**Aim**
Write out all of the entries exactly, please.
* BEGIN Data shown *
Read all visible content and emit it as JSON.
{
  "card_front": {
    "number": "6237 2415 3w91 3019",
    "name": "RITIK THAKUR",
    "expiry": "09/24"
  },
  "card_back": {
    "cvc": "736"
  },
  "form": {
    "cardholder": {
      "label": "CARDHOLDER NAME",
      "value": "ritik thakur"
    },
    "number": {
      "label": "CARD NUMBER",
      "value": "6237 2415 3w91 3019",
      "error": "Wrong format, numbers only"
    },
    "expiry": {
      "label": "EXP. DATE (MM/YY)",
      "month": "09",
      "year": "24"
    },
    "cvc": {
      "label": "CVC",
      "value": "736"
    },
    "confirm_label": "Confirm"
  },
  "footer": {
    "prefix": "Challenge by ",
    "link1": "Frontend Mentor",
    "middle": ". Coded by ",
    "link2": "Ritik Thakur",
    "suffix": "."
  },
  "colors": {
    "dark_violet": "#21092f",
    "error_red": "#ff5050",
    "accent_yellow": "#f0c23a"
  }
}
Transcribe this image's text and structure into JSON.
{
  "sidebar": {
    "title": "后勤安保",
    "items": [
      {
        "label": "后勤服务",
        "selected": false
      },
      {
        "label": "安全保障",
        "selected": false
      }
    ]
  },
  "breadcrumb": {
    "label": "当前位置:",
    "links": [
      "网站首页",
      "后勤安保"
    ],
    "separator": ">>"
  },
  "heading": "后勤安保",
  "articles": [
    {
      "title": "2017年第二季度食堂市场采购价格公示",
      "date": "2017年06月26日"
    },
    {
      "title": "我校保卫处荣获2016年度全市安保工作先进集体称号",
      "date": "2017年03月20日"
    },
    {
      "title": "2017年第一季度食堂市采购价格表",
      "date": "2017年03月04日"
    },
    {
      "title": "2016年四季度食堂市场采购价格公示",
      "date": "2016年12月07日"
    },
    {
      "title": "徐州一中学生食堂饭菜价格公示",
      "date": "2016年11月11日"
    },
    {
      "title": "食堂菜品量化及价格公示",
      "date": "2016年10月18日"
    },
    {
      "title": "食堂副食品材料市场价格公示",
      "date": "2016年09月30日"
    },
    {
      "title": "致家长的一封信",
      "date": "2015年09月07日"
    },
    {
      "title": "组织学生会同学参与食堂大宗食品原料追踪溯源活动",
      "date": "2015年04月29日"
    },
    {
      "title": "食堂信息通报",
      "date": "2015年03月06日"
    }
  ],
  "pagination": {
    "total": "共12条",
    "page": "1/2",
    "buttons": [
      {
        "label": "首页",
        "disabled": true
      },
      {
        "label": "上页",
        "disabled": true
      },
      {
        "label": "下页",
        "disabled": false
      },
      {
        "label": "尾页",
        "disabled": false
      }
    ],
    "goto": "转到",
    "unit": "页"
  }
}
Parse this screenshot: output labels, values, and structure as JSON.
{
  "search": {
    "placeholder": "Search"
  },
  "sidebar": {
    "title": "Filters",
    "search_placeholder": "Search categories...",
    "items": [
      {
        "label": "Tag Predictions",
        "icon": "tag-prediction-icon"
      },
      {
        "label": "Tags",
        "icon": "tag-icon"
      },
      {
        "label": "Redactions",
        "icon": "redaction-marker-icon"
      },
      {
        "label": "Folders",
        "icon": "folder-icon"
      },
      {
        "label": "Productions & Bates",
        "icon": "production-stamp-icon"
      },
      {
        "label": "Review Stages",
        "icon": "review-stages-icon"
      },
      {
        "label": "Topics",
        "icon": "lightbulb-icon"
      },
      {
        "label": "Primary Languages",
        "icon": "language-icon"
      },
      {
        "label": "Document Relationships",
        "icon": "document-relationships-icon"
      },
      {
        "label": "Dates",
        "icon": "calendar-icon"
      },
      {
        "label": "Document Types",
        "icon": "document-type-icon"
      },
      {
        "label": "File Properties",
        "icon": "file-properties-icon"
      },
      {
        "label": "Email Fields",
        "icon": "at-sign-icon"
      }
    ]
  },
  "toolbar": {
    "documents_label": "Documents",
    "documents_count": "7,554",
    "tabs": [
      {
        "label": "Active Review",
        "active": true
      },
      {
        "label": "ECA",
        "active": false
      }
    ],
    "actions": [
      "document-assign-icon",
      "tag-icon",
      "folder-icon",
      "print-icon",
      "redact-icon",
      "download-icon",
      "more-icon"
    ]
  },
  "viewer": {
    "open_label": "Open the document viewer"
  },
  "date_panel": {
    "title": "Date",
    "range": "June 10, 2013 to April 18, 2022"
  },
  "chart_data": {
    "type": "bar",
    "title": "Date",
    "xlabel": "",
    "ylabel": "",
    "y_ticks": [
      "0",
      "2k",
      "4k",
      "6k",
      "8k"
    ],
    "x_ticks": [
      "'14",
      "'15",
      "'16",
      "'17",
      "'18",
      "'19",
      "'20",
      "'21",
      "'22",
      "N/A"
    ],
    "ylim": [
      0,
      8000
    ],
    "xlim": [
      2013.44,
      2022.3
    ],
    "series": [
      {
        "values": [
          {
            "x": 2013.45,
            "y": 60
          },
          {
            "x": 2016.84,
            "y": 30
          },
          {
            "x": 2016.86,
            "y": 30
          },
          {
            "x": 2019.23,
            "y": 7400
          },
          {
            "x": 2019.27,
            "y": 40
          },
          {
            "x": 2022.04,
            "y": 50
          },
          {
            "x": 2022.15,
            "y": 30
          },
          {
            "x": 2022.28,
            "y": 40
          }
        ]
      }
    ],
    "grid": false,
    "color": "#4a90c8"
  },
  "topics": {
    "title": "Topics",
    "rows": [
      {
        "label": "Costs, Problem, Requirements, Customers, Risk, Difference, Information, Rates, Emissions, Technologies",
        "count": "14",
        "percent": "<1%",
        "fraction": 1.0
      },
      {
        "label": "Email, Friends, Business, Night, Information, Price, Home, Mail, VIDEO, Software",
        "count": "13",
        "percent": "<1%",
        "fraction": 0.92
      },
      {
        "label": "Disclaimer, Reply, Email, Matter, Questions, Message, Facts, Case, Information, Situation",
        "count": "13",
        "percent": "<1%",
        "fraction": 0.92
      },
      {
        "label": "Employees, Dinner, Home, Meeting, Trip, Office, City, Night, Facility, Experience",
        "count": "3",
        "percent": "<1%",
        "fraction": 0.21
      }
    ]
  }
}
* END Data shown *
**Result**
Read all visible content and emit it as JSON.
{
  "card_front": {
    "number": "6237 2415 3w91 3019",
    "name": "RITIK THAKUR",
    "expiry": "09/24"
  },
  "card_back": {
    "cvc": "736"
  },
  "form": {
    "cardholder": {
      "label": "CARDHOLDER NAME",
      "value": "ritik thakur"
    },
    "number": {
      "label": "CARD NUMBER",
      "value": "6237 2415 3w91 3019",
      "error": "Wrong format, numbers only"
    },
    "expiry": {
      "label": "EXP. DATE (MM/YY)",
      "month": "09",
      "year": "24"
    },
    "cvc": {
      "label": "CVC",
      "value": "736"
    },
    "confirm_label": "Confirm"
  },
  "footer": {
    "prefix": "Challenge by ",
    "link1": "Frontend Mentor",
    "middle": ". Coded by ",
    "link2": "Ritik Thakur",
    "suffix": "."
  },
  "colors": {
    "dark_violet": "#21092f",
    "error_red": "#ff5050",
    "accent_yellow": "#f0c23a"
  }
}
Transcribe this image's text and structure into JSON.
{
  "sidebar": {
    "title": "后勤安保",
    "items": [
      {
        "label": "后勤服务",
        "selected": false
      },
      {
        "label": "安全保障",
        "selected": false
      }
    ]
  },
  "breadcrumb": {
    "label": "当前位置:",
    "links": [
      "网站首页",
      "后勤安保"
    ],
    "separator": ">>"
  },
  "heading": "后勤安保",
  "articles": [
    {
      "title": "2017年第二季度食堂市场采购价格公示",
      "date": "2017年06月26日"
    },
    {
      "title": "我校保卫处荣获2016年度全市安保工作先进集体称号",
      "date": "2017年03月20日"
    },
    {
      "title": "2017年第一季度食堂市采购价格表",
      "date": "2017年03月04日"
    },
    {
      "title": "2016年四季度食堂市场采购价格公示",
      "date": "2016年12月07日"
    },
    {
      "title": "徐州一中学生食堂饭菜价格公示",
      "date": "2016年11月11日"
    },
    {
      "title": "食堂菜品量化及价格公示",
      "date": "2016年10月18日"
    },
    {
      "title": "食堂副食品材料市场价格公示",
      "date": "2016年09月30日"
    },
    {
      "title": "致家长的一封信",
      "date": "2015年09月07日"
    },
    {
      "title": "组织学生会同学参与食堂大宗食品原料追踪溯源活动",
      "date": "2015年04月29日"
    },
    {
      "title": "食堂信息通报",
      "date": "2015年03月06日"
    }
  ],
  "pagination": {
    "total": "共12条",
    "page": "1/2",
    "buttons": [
      {
        "label": "首页",
        "disabled": true
      },
      {
        "label": "上页",
        "disabled": true
      },
      {
        "label": "下页",
        "disabled": false
      },
      {
        "label": "尾页",
        "disabled": false
      }
    ],
    "goto": "转到",
    "unit": "页"
  }
}
Parse this screenshot: output labels, values, and structure as JSON.
{
  "search": {
    "placeholder": "Search"
  },
  "sidebar": {
    "title": "Filters",
    "search_placeholder": "Search categories...",
    "items": [
      {
        "label": "Tag Predictions",
        "icon": "tag-prediction-icon"
      },
      {
        "label": "Tags",
        "icon": "tag-icon"
      },
      {
        "label": "Redactions",
        "icon": "redaction-marker-icon"
      },
      {
        "label": "Folders",
        "icon": "folder-icon"
      },
      {
        "label": "Productions & Bates",
        "icon": "production-stamp-icon"
      },
      {
        "label": "Review Stages",
        "icon": "review-stages-icon"
      },
      {
        "label": "Topics",
        "icon": "lightbulb-icon"
      },
      {
        "label": "Primary Languages",
        "icon": "language-icon"
      },
      {
        "label": "Document Relationships",
        "icon": "document-relationships-icon"
      },
      {
        "label": "Dates",
        "icon": "calendar-icon"
      },
      {
        "label": "Document Types",
        "icon": "document-type-icon"
      },
      {
        "label": "File Properties",
        "icon": "file-properties-icon"
      },
      {
        "label": "Email Fields",
        "icon": "at-sign-icon"
      }
    ]
  },
  "toolbar": {
    "documents_label": "Documents",
    "documents_count": "7,554",
    "tabs": [
      {
        "label": "Active Review",
        "active": true
      },
      {
        "label": "ECA",
        "active": false
      }
    ],
    "actions": [
      "document-assign-icon",
      "tag-icon",
      "folder-icon",
      "print-icon",
      "redact-icon",
      "download-icon",
      "more-icon"
    ]
  },
  "viewer": {
    "open_label": "Open the document viewer"
  },
  "date_panel": {
    "title": "Date",
    "range": "June 10, 2013 to April 18, 2022"
  },
  "chart_data": {
    "type": "bar",
    "title": "Date",
    "xlabel": "",
    "ylabel": "",
    "y_ticks": [
      "0",
      "2k",
      "4k",
      "6k",
      "8k"
    ],
    "x_ticks": [
      "'14",
      "'15",
      "'16",
      "'17",
      "'18",
      "'19",
      "'20",
      "'21",
      "'22",
      "N/A"
    ],
    "ylim": [
      0,
      8000
    ],
    "xlim": [
      2013.44,
      2022.3
    ],
    "series": [
      {
        "values": [
          {
            "x": 2013.45,
            "y": 60
          },
          {
            "x": 2016.84,
            "y": 30
          },
          {
            "x": 2016.86,
            "y": 30
          },
          {
            "x": 2019.23,
            "y": 7400
          },
          {
            "x": 2019.27,
            "y": 40
          },
          {
            "x": 2022.04,
            "y": 50
          },
          {
            "x": 2022.15,
            "y": 30
          },
          {
            "x": 2022.28,
            "y": 40
          }
        ]
      }
    ],
    "grid": false,
    "color": "#4a90c8"
  },
  "topics": {
    "title": "Topics",
    "rows": [
      {
        "label": "Costs, Problem, Requirements, Customers, Risk, Difference, Information, Rates, Emissions, Technologies",
        "count": "14",
        "percent": "<1%",
        "fraction": 1.0
      },
      {
        "label": "Email, Friends, Business, Night, Information, Price, Home, Mail, VIDEO, Software",
        "count": "13",
        "percent": "<1%",
        "fraction": 0.92
      },
      {
        "label": "Disclaimer, Reply, Email, Matter, Questions, Message, Facts, Case, Information, Situation",
        "count": "13",
        "percent": "<1%",
        "fraction": 0.92
      },
      {
        "label": "Employees, Dinner, Home, Meeting, Trip, Office, City, Night, Facility, Experience",
        "count": "3",
        "percent": "<1%",
        "fraction": 0.21
      }
    ]
  }
}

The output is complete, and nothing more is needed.